QUESITI DA RISOLVERE:
(a) Nel brano sull'operazione dei Carabinieri, quante piante di cannabis hanno trovato i militari durante l'irruzione?
(b) Scrivi il seguito del brano sull'operazione dei Carabinieri, riprendendo dopo l'ultima frase.
═════ BRANO DA LEGGERE ═════
Nel corso dell’operazione, che ha visto sul campo l’impiego dei Carabinieri del Nucleo Operativo e Radiomobile della Compagnia reggina e della Stazione Carabinieri di Rosario Valanidi e Cardeto con il supporto dei militari della Compagnia di Intervento Operativo del 12* Battaglione Sicilia e delle unità cinofile per la ricerca di droga del Nucleo Carabinieri Cinofili di Vibo Valentia, sono stati effettuati controlli di persone e veicoli e numerose perquisizioni domiciliari. In particolare i militari del Nucleo Operativo e Radiomobile, al termine di una articolata attività investigativa sono riusciti  ad individuare un’abitazione nella quale era stato realizzato un laboratorio per la coltivazione di cannabis indica. 

I militari, dopo alcuni appostamenti, hannno deciso di fare irruzione trovando 16 piante di cannabis della lunghezza variabile da 100 a 150 centimetri, 160 grammi di marijuana già pronta per il confezionamento. (Oltre alla sostanza stupefacente i militari hanno trovato un vero e proprio laboratorio provvisto di lampade, sistema di riscaldamento ed areazione, due bilancini di precisione. Con l’accusa di  coltivazione finalizzata allo spaccio di sostanze stupefacenti è stato arrestato Walter Vetrucci, quarantaduenne di Reggio Calabria, già noto negli ambienti investigatici. Nello stesso contesto i carabinieri di Rosario Valanidi e Cardeto, al termine di un controllo del territorio pedemontano di Reggio Calabria hanno denunciato S.P., trentottenne di Reggio Calabria a, casa del quale, tra armi legalmente detenute,c'era e un proiettile calibro 9 parabellum, in dotazione alle forze armate e di polizia, oltre ad una cartuccia a palla unica modello Remington.
═════ ESTRATTI DI DATI ═════
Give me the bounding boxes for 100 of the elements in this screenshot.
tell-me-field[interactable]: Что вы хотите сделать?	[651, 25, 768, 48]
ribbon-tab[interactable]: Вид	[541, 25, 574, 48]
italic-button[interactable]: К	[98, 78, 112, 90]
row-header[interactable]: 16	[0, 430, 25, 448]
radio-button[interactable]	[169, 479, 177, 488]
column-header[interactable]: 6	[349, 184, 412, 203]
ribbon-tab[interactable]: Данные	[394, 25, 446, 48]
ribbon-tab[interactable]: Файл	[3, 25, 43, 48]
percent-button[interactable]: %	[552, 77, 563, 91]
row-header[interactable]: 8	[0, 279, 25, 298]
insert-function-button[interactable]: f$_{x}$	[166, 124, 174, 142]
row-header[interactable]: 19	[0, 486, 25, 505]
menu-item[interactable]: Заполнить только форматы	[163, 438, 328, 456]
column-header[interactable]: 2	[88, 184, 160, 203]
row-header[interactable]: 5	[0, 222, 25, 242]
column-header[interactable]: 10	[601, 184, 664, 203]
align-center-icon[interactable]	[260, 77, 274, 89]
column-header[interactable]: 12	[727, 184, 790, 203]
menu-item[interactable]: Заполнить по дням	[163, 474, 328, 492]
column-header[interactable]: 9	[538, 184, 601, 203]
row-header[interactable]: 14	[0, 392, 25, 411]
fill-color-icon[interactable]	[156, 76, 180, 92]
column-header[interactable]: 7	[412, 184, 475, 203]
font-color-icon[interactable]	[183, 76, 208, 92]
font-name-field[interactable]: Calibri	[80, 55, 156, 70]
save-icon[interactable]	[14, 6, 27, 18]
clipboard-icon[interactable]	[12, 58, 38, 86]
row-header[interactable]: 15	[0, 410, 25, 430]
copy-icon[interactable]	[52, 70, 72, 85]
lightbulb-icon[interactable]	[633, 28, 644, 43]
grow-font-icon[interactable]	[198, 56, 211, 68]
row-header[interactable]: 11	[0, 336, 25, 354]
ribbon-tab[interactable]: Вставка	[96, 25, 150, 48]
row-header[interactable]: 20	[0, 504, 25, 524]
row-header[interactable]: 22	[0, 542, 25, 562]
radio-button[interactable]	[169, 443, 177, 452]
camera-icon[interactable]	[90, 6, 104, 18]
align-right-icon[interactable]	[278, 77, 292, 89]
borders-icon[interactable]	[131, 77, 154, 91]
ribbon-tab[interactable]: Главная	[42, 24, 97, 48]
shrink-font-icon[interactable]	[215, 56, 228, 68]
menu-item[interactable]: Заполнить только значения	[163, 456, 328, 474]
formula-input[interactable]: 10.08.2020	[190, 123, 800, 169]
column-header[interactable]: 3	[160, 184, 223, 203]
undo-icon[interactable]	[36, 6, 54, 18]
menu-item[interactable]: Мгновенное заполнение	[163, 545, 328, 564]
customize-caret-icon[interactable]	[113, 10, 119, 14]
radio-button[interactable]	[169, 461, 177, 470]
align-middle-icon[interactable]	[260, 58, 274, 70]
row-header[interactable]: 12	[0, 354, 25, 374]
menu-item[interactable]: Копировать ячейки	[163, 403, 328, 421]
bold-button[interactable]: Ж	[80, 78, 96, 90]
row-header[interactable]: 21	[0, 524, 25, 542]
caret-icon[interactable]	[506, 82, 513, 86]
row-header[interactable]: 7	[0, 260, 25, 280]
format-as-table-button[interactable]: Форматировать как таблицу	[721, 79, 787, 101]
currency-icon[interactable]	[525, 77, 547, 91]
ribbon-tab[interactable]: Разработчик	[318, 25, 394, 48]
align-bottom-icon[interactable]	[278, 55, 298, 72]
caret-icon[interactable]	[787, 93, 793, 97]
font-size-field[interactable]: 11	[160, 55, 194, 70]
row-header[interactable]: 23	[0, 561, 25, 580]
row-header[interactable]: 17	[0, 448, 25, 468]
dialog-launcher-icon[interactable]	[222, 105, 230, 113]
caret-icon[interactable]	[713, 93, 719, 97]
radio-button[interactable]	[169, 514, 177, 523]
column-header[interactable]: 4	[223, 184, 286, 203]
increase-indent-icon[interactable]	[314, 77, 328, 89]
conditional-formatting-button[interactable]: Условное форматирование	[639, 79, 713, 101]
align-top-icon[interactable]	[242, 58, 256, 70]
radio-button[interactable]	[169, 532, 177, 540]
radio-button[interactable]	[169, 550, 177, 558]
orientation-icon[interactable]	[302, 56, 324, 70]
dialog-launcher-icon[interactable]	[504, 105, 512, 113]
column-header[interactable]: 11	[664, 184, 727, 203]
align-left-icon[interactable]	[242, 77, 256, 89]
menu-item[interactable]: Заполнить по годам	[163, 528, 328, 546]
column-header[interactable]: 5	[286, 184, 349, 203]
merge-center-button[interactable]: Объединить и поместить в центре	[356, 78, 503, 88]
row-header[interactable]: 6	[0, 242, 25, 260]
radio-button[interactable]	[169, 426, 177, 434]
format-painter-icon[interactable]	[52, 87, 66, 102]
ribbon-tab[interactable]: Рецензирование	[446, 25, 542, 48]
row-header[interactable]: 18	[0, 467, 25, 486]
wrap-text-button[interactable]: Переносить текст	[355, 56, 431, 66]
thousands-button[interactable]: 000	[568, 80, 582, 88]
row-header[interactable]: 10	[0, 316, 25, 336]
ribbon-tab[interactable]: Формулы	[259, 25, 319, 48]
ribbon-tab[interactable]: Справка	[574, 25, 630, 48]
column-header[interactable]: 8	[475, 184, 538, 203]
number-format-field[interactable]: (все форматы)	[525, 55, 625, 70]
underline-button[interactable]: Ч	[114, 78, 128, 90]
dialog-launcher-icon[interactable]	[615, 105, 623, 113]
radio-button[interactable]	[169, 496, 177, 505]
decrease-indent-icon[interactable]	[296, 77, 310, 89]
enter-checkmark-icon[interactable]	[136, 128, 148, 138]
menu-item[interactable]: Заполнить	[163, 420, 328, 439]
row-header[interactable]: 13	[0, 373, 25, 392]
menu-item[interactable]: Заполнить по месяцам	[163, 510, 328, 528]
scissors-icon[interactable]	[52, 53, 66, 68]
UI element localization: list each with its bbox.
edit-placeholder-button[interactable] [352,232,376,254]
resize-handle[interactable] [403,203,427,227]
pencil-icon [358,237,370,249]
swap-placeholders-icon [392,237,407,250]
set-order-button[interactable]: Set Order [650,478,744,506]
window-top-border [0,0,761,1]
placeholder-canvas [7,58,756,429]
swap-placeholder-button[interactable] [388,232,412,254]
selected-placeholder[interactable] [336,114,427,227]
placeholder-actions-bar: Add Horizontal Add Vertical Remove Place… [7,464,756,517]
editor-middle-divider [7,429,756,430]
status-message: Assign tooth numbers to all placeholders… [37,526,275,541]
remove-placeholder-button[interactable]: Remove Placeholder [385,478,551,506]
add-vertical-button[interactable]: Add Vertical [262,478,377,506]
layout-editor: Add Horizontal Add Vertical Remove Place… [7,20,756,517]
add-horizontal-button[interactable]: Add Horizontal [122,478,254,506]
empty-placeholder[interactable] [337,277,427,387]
═════
RISPOSTE SCRITTE:
(a) 16 piante di cannabis.

(b)
Per questo motivo è stato denunciato in stato di libertà per il reato di detenzione illegale di munizionamento da guerra e detenzione abusiva di munizioni. All’uomo sono stateoritirate anche le numerose armi che deteneva legalmente. Nel corso delle perquisizioni in alcuni casolari abbandonati è stato rinvenuto un vero arsenale costituito da centinaia di cartucce di ogni calibro e ben 6 chilogrammi di polvere da sparo. Il materiale sottopoto a sequestro sarà sottoposto ad accertamenti tecnico-balistici.